| To do |
Answer with one number: how many lines hold the string "신장질환".

══ Task input ══

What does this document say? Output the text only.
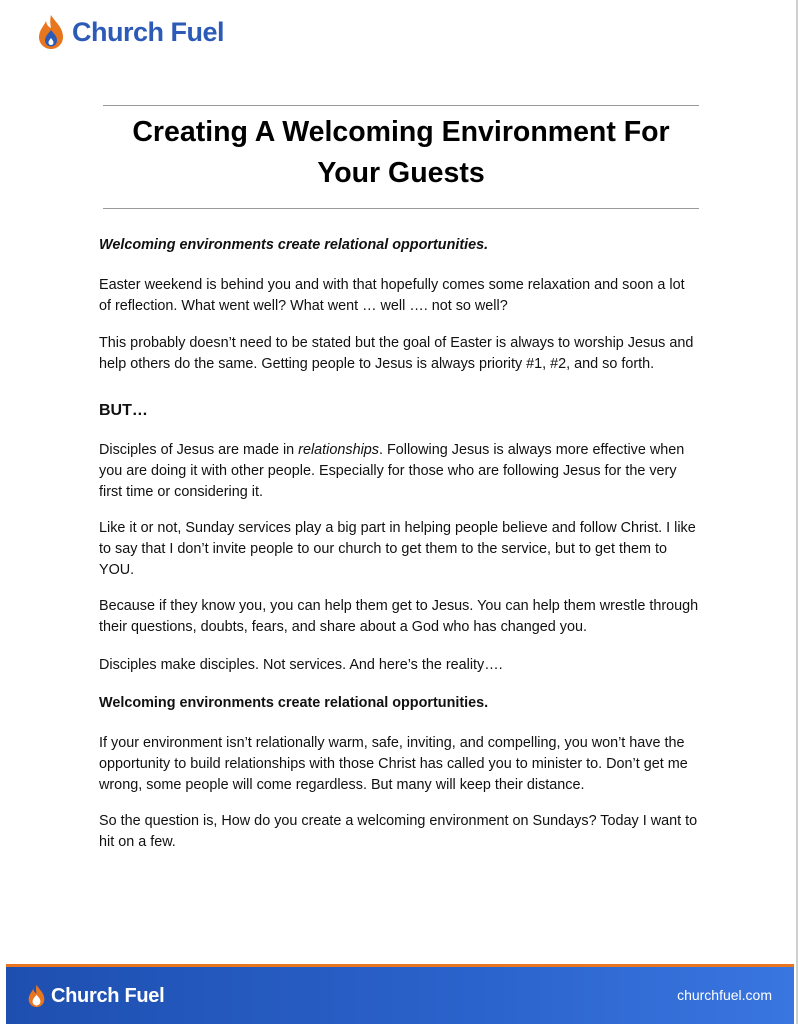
Church Fuel
Creating A Welcoming Environment For
Your Guests

Welcoming environments create relational opportunities.

Easter weekend is behind you and with that hopefully comes some relaxation and soon a lot of reflection. What went well? What went … well …. not so well?

This probably doesn’t need to be stated but the goal of Easter is always to worship Jesus and help others do the same. Getting people to Jesus is always priority #1, #2, and so forth.

BUT…

Disciples of Jesus are made in relationships. Following Jesus is always more effective when you are doing it with other people. Especially for those who are following Jesus for the very first time or considering it.

Like it or not, Sunday services play a big part in helping people believe and follow Christ. I like to say that I don’t invite people to our church to get them to the service, but to get them to YOU.

Because if they know you, you can help them get to Jesus. You can help them wrestle through their questions, doubts, fears, and share about a God who has changed you.

Disciples make disciples. Not services. And here’s the reality….

Welcoming environments create relational opportunities.

If your environment isn’t relationally warm, safe, inviting, and compelling, you won’t have the opportunity to build relationships with those Christ has called you to minister to. Don’t get me wrong, some people will come regardless. But many will keep their distance.

So the question is, How do you create a welcoming environment on Sundays? Today I want to hit on a few.

Church Fuel	churchfuel.com
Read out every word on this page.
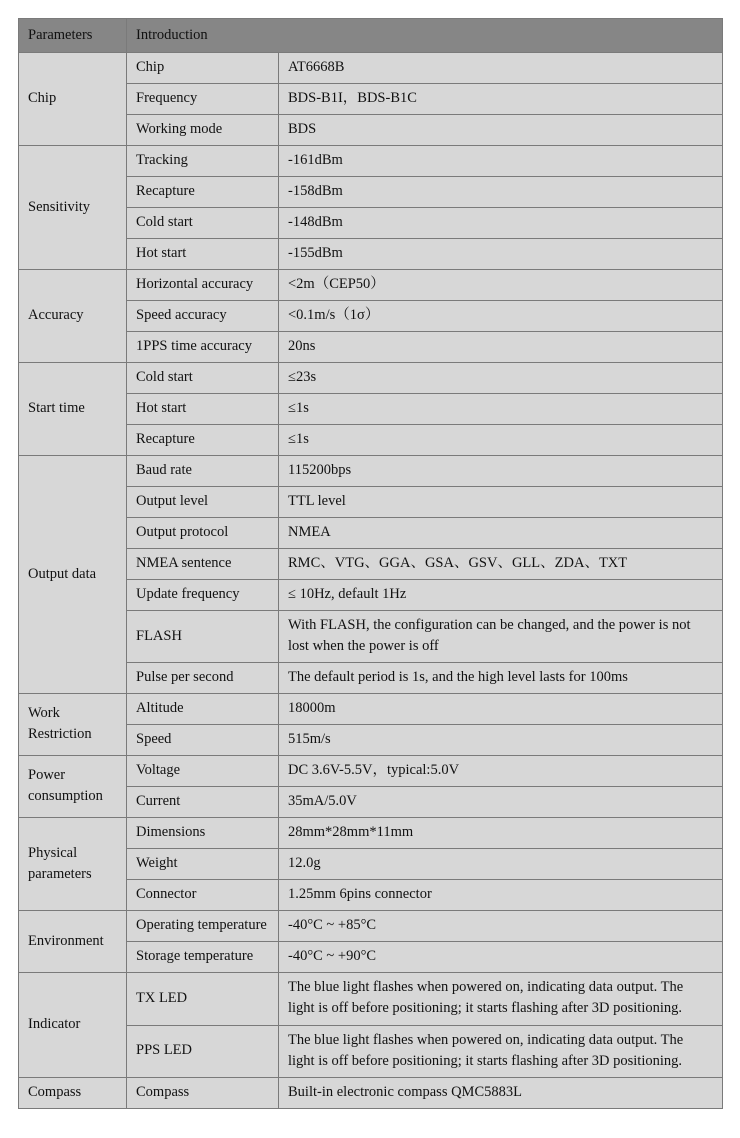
Parameters	Introduction	
Chip	Chip	AT6668B
	Frequency	BDS-B1I，BDS-B1C
	Working mode	BDS
Sensitivity	Tracking	-161dBm
	Recapture	-158dBm
	Cold start	-148dBm
	Hot start	-155dBm
Accuracy	Horizontal accuracy	<2m（CEP50）
	Speed accuracy	<0.1m/s（1σ）
	1PPS time accuracy	20ns
Start time	Cold start	≤23s
	Hot start	≤1s
	Recapture	≤1s
Output data	Baud rate	115200bps
	Output level	TTL level
	Output protocol	NMEA
	NMEA sentence	RMC、VTG、GGA、GSA、GSV、GLL、ZDA、TXT
	Update frequency	≤ 10Hz, default 1Hz
	FLASH	With FLASH, the configuration can be changed, and the power is not lost when the power is off
	Pulse per second	The default period is 1s, and the high level lasts for 100ms
Work Restriction	Altitude	18000m
	Speed	515m/s
Power consumption	Voltage	DC 3.6V-5.5V，typical:5.0V
	Current	35mA/5.0V
Physical parameters	Dimensions	28mm*28mm*11mm
	Weight	12.0g
	Connector	1.25mm 6pins connector
Environment	Operating temperature	-40°C ~ +85°C
	Storage temperature	-40°C ~ +90°C
Indicator	TX LED	The blue light flashes when powered on, indicating data output. The light is off before positioning; it starts flashing after 3D positioning.
	PPS LED	The blue light flashes when powered on, indicating data output. The light is off before positioning; it starts flashing after 3D positioning.
Compass	Compass	Built-in electronic compass QMC5883L
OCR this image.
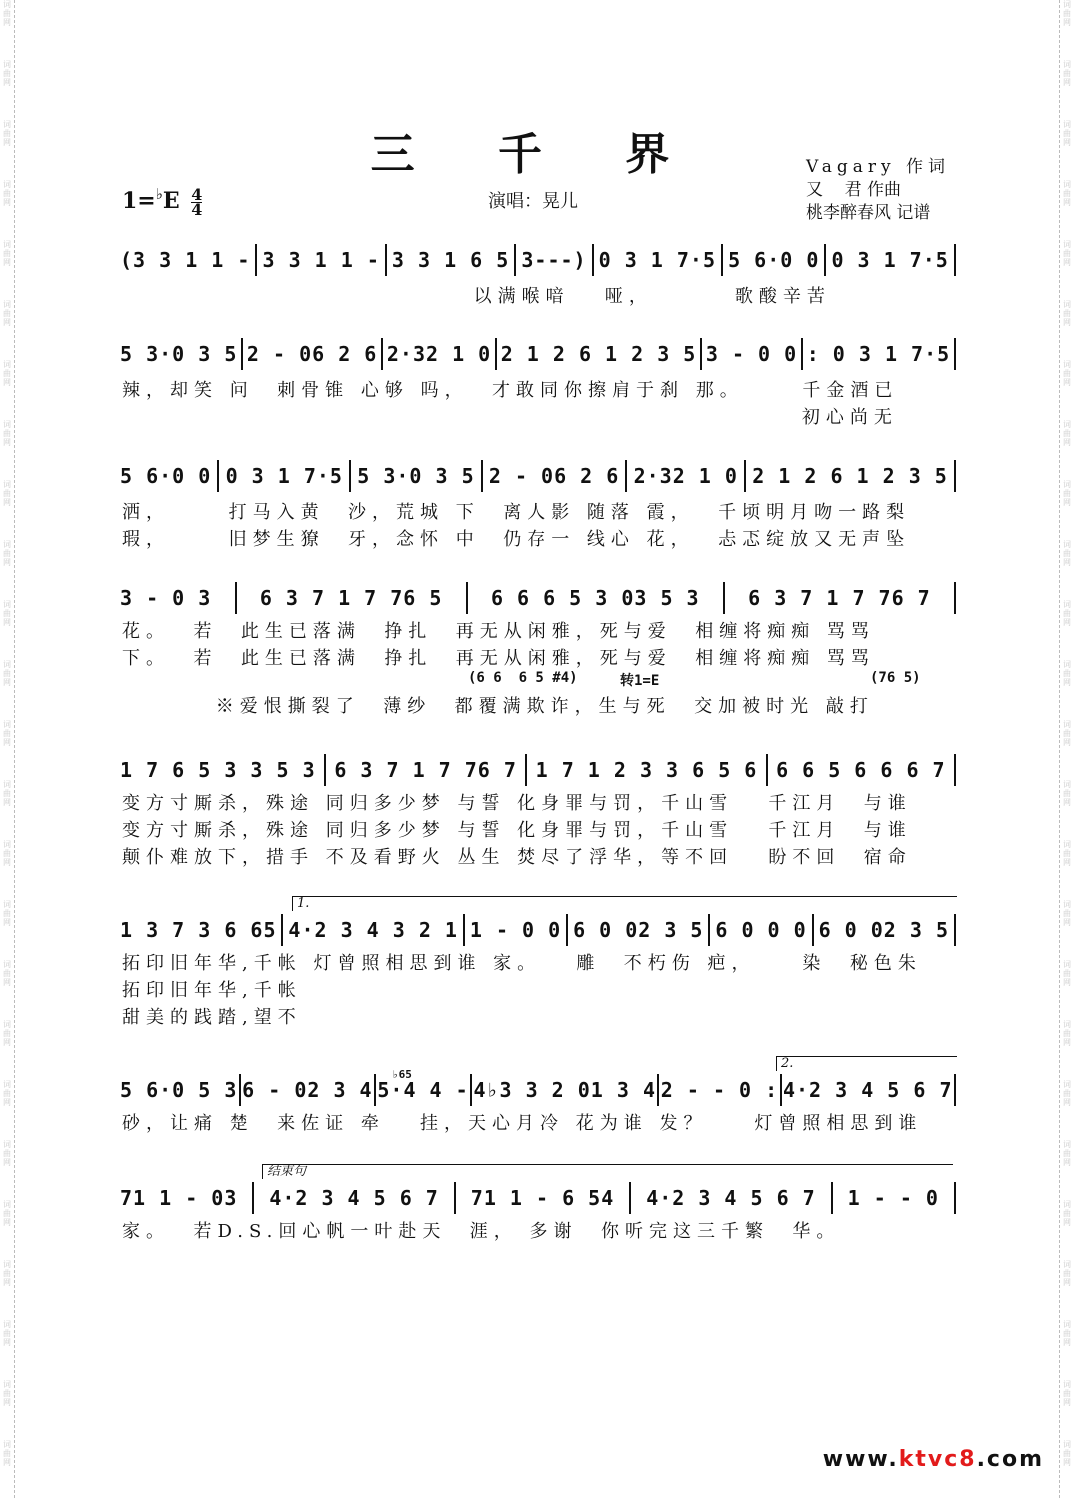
词
曲
网
词
曲
网
词
曲
网
词
曲
网
词
曲
网
词
曲
网
词
曲
网
词
曲
网
词
曲
网
词
曲
网
词
曲
网
词
曲
网
词
曲
网
词
曲
网
词
曲
网
词
曲
网
词
曲
网
词
曲
网
词
曲
网
词
曲
网
词
曲
网
词
曲
网
词
曲
网
词
曲
网
词
曲
网
词
曲
网
词
曲
网
词
曲
网
词
曲
网
词
曲
网
词
曲
网
词
曲
网
词
曲
网
词
曲
网
词
曲
网
词
曲
网
词
曲
网
词
曲
网
词
曲
网
词
曲
网
词
曲
网
词
曲
网
词
曲
网
词
曲
网
词
曲
网
词
曲
网
词
曲
网
词
曲
网
词
曲
网
词
曲
网
三 千 界
$1=^♭E \frac{4}{4}$	演唱：晃儿
Vagary 作词
又    君 作曲
桃李醉春风 记谱
(3 3 1 1 - 3 3 1 1 - 3 3 1 6 5 3---) 0 3 1 7·5 5 6·0 0 0 3 1 7·5
以满喉喑   哑，       歌酸辛苦
5 3·0 3 5 2 - 06 2 6 2·32 1 0 2 1 2 6 1 2 3 5 3 - 0 0 : 0 3 1 7·5
辣，却笑 问  刺骨锥 心够 吗，  才敢同你擦肩于刹 那。     千金酒已
初心尚无
5 6·0 0 0 3 1 7·5 5 3·0 3 5 2 - 06 2 6 2·32 1 0 2 1 2 6 1 2 3 5
洒，     打马入黄  沙，荒城 下  离人影 随落 霞，  千顷明月吻一路梨
瑕，     旧梦生獠  牙，念怀 中  仍存一 线心 花，  忐忑绽放又无声坠
3 - 0 3 6 3 7 1 7 76 5 6 6 6 5 3 03 5 3 6 3 7 1 7 76 7
花。  若  此生已落满  挣扎  再无从闲雅，死与爱  相缠将痴痴 骂骂
下。  若  此生已落满  挣扎  再无从闲雅，死与爱  相缠将痴痴 骂骂
※爱恨撕裂了  薄纱  都覆满欺诈，生与死  交加被时光 敲打
(6 6  6 5 #4)	转1=E	(76 5)
1 7 6 5 3 3 5 3 6 3 7 1 7 76 7 1 7 1 2 3 3 6 5 6 6 6 5 6 6 6 7
变方寸厮杀，殊途 同归多少梦 与誓 化身罪与罚，千山雪   千江月  与谁
变方寸厮杀，殊途 同归多少梦 与誓 化身罪与罚，千山雪   千江月  与谁
颠仆难放下，措手 不及看野火 丛生 焚尽了浮华，等不回   盼不回  宿命
1 3 7 3 6 65 4·2 3 4 3 2 1 1 - 0 0 6 0 02 3 5 6 0 0 0 6 0 02 3 5
拓印旧年华,千帐 灯曾照相思到谁 家。   雕  不朽伤 疤，    染  秘色朱
拓印旧年华,千帐
甜美的践踏,望不
1.
5 6·0 5 3 6 - 02 3 4 5·4 4 - 4♭3 3 2 01 3 4 2 - - 0 : 4·2 3 4 5 6 7
砂，让痛 楚  来佐证 牵   挂，天心月冷 花为谁 发？    灯曾照相思到谁
2.
♭65
71 1 - 03 4·2 3 4 5 6 7 71 1 - 6 54 4·2 3 4 5 6 7 1 - - 0
家。  若D.S.回心帆一叶赴天  涯， 多谢  你听完这三千繁  华。
结束句
www.ktvc8.com
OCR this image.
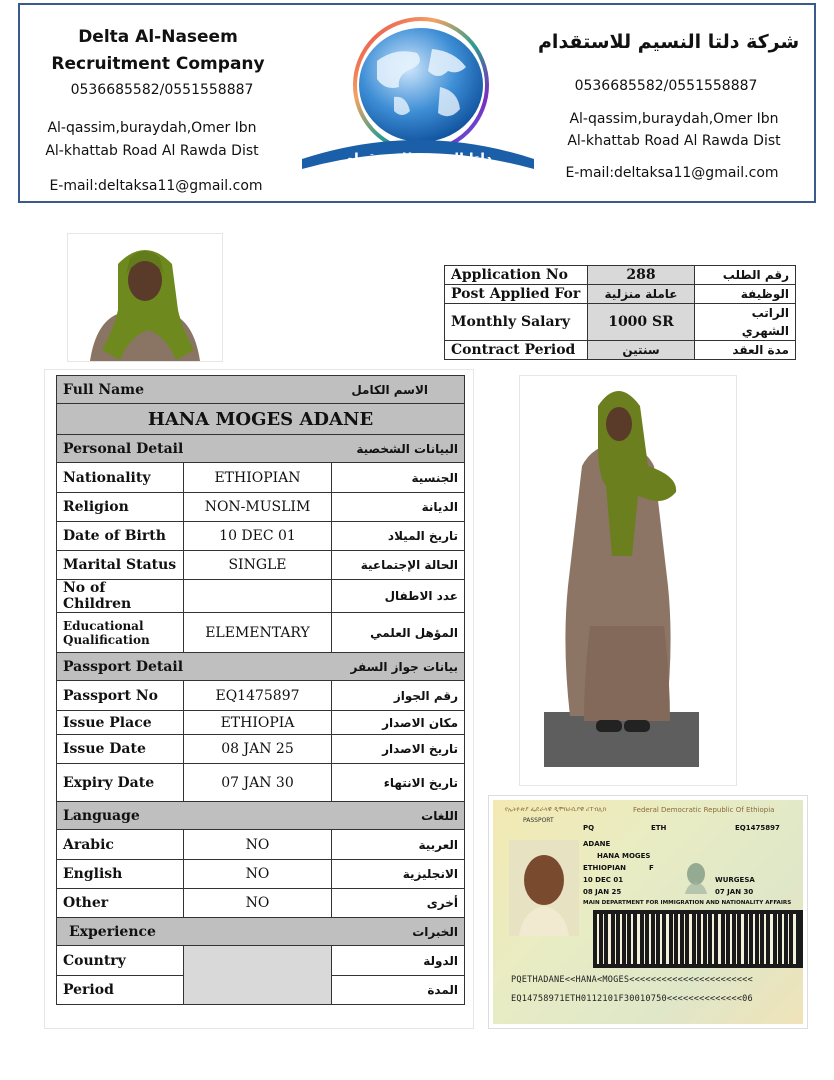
Delta Al-Naseem
Recruitment Company
0536685582/0551558887
Al-qassim,buraydah,Omer Ibn
Al-khattab Road Al Rawda Dist
E-mail:deltaksa11@gmail.com
شركة دلتا النسيم للاستقدام
0536685582/0551558887
Al-qassim,buraydah,Omer Ibn
Al-khattab Road Al Rawda Dist
E-mail:deltaksa11@gmail.com
دلتا النسيم للاستقدام
Application No	288	رقم الطلب
Post Applied For	عاملة منزلية	الوظيفة
Monthly Salary	1000 SR	الراتب الشهري
Contract Period	سنتين	مدة العقد
Full Name الاسم الكامل		

HANA MOGES ADANE		

Personal Detail البيانات الشخصية		

Nationality	ETHIOPIAN	الجنسية
Religion	NON-MUSLIM	الديانة
Date of Birth	10 DEC 01	تاريخ الميلاد
Marital Status	SINGLE	الحالة الإجتماعية
No of Children		عدد الاطفال
Educational Qualification	ELEMENTARY	المؤهل العلمي

Passport Detail بيانات جواز السفر		

Passport No	EQ1475897	رقم الجواز
Issue Place	ETHIOPIA	مكان الاصدار
Issue Date	08 JAN 25	تاريخ الاصدار
Expiry Date	07 JAN 30	تاريخ الانتهاء

Language اللغات		

Arabic	NO	العربية
English	NO	الانجليزية
Other	NO	أخرى

Experience الخبرات		

Country		الدولة
Period		المدة
የኢትዮጵያ ፌዴራላዊ ዲሞክራሲያዊ ሪፐብሊክ	Federal Democratic Republic Of Ethiopia
PASSPORT
PQ	ETH	EQ1475897
ADANE
HANA MOGES
ETHIOPIAN	F
10 DEC 01	WURGESA
08 JAN 25	07 JAN 30
MAIN DEPARTMENT FOR IMMIGRATION AND NATIONALITY AFFAIRS
PQETHADANE<<HANA<MOGES<<<<<<<<<<<<<<<<<<<<<<<
EQ14758971ETH0112101F30010750<<<<<<<<<<<<<<06
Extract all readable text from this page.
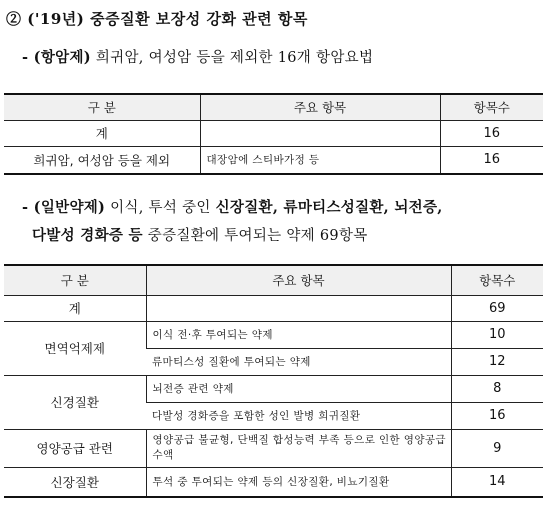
② ('19년) 중증질환 보장성 강화 관련 항목
- (항암제) 희귀암, 여성암 등을 제외한 16개 항암요법
구 분	주요 항목	항목수
계		16
희귀암, 여성암 등을 제외	대장암에 스티바가정 등	16
- (일반약제) 이식, 투석 중인 신장질환, 류마티스성질환, 뇌전증,
다발성 경화증 등 중증질환에 투여되는 약제 69항목
구 분	주요 항목	항목수
계		69
면역억제제	이식 전·후 투여되는 약제	10
	류마티스성 질환에 투여되는 약제	12
신경질환	뇌전증 관련 약제	8
	다발성 경화증을 포함한 성인 발병 희귀질환	16
영양공급 관련	영양공급 불균형, 단백질 합성능력 부족 등으로 인한 영양공급 수액	9
신장질환	투석 중 투여되는 약제 등의 신장질환, 비뇨기질환	14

═══

| Exercise output |
2